[Dataset items]

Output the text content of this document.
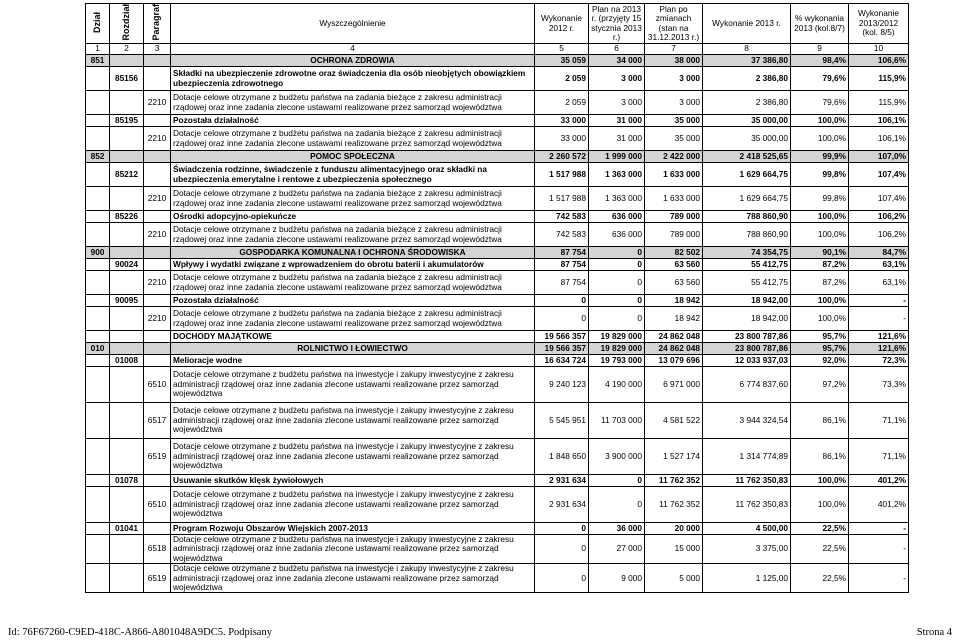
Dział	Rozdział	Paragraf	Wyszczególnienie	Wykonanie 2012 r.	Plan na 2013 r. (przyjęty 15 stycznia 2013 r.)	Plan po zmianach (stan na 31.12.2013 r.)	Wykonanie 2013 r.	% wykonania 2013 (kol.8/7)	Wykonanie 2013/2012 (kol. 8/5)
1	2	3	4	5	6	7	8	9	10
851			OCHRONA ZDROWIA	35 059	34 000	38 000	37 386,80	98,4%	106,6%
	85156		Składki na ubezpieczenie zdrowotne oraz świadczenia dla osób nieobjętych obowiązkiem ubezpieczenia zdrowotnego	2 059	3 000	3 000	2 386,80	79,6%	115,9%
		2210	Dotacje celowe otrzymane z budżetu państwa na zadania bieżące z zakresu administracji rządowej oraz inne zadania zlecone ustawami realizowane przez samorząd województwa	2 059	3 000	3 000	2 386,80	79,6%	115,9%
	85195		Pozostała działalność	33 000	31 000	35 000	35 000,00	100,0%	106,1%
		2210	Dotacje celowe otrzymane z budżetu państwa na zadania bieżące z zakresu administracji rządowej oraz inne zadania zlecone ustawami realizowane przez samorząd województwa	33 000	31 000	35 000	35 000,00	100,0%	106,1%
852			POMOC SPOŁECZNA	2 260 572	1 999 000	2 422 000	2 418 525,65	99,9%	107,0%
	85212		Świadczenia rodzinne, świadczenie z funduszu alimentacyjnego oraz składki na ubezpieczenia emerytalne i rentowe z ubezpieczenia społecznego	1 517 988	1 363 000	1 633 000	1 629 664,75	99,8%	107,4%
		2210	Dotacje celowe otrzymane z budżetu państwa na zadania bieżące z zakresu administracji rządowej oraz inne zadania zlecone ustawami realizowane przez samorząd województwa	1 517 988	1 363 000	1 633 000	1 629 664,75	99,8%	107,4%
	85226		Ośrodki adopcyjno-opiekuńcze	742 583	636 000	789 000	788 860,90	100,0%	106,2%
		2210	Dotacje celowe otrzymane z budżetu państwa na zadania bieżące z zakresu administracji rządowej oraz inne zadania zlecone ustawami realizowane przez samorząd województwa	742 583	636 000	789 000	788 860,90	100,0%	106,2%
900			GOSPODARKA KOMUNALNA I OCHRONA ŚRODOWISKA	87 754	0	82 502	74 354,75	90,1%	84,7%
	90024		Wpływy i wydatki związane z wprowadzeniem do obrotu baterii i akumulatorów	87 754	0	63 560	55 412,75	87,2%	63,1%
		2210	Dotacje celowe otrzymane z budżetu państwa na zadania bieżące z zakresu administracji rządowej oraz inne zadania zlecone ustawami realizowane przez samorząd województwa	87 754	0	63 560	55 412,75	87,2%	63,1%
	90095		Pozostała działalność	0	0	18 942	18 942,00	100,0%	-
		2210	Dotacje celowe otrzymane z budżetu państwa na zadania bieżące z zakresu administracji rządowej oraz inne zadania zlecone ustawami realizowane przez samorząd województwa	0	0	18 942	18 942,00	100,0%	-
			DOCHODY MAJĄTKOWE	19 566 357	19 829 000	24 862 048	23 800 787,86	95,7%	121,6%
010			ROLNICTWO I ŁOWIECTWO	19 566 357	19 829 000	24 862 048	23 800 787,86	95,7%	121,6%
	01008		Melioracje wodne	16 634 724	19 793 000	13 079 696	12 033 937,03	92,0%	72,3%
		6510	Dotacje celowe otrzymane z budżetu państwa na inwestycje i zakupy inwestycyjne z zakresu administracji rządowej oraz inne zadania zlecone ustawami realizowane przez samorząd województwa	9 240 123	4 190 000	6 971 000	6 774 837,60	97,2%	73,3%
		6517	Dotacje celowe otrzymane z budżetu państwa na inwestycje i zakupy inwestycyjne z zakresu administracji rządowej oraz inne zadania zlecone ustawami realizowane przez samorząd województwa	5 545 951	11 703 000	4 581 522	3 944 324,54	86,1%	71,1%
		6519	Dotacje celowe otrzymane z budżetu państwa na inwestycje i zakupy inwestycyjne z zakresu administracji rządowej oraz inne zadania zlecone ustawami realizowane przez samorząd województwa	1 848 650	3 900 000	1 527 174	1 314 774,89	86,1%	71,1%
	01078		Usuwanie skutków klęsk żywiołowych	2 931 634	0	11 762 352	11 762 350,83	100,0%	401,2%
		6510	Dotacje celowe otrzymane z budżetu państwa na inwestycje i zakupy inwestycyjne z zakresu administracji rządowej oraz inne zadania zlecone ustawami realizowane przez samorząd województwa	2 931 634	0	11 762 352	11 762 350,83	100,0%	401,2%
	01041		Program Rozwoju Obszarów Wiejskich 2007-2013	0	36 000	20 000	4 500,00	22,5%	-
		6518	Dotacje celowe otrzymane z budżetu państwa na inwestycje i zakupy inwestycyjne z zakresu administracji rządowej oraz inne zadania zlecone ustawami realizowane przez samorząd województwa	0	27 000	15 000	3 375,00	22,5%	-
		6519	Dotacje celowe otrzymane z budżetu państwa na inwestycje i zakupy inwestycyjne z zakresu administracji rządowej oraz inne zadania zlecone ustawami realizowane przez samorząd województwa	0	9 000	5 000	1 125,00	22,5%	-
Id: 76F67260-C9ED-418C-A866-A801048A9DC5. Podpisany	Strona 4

* * *

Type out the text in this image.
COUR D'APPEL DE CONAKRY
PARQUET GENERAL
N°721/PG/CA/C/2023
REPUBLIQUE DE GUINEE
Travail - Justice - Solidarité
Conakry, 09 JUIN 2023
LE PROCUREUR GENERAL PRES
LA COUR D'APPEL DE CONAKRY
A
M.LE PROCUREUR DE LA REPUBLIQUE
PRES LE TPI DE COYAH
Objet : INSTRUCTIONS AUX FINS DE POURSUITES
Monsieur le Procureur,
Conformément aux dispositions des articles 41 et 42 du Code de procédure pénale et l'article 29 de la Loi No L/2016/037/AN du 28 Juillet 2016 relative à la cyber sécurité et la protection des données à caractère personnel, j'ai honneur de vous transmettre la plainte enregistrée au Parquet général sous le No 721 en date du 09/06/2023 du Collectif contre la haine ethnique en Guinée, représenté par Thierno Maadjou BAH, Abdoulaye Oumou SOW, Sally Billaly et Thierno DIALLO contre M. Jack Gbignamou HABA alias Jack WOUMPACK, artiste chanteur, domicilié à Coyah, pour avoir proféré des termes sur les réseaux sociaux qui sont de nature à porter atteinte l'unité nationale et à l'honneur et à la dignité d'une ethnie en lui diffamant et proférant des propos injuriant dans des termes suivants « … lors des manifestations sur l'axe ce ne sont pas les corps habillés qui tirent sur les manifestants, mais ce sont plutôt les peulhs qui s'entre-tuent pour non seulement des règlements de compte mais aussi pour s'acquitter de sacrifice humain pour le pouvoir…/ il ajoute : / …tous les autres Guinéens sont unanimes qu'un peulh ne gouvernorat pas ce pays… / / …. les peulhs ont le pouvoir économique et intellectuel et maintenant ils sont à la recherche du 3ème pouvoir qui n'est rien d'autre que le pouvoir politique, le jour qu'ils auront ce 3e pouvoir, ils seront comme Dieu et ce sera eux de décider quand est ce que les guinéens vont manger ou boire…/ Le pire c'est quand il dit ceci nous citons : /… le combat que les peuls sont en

Short task — Tally the lines of the material above that contain the word "REPUBLIQUE" and report the total alone.

Written solution — 2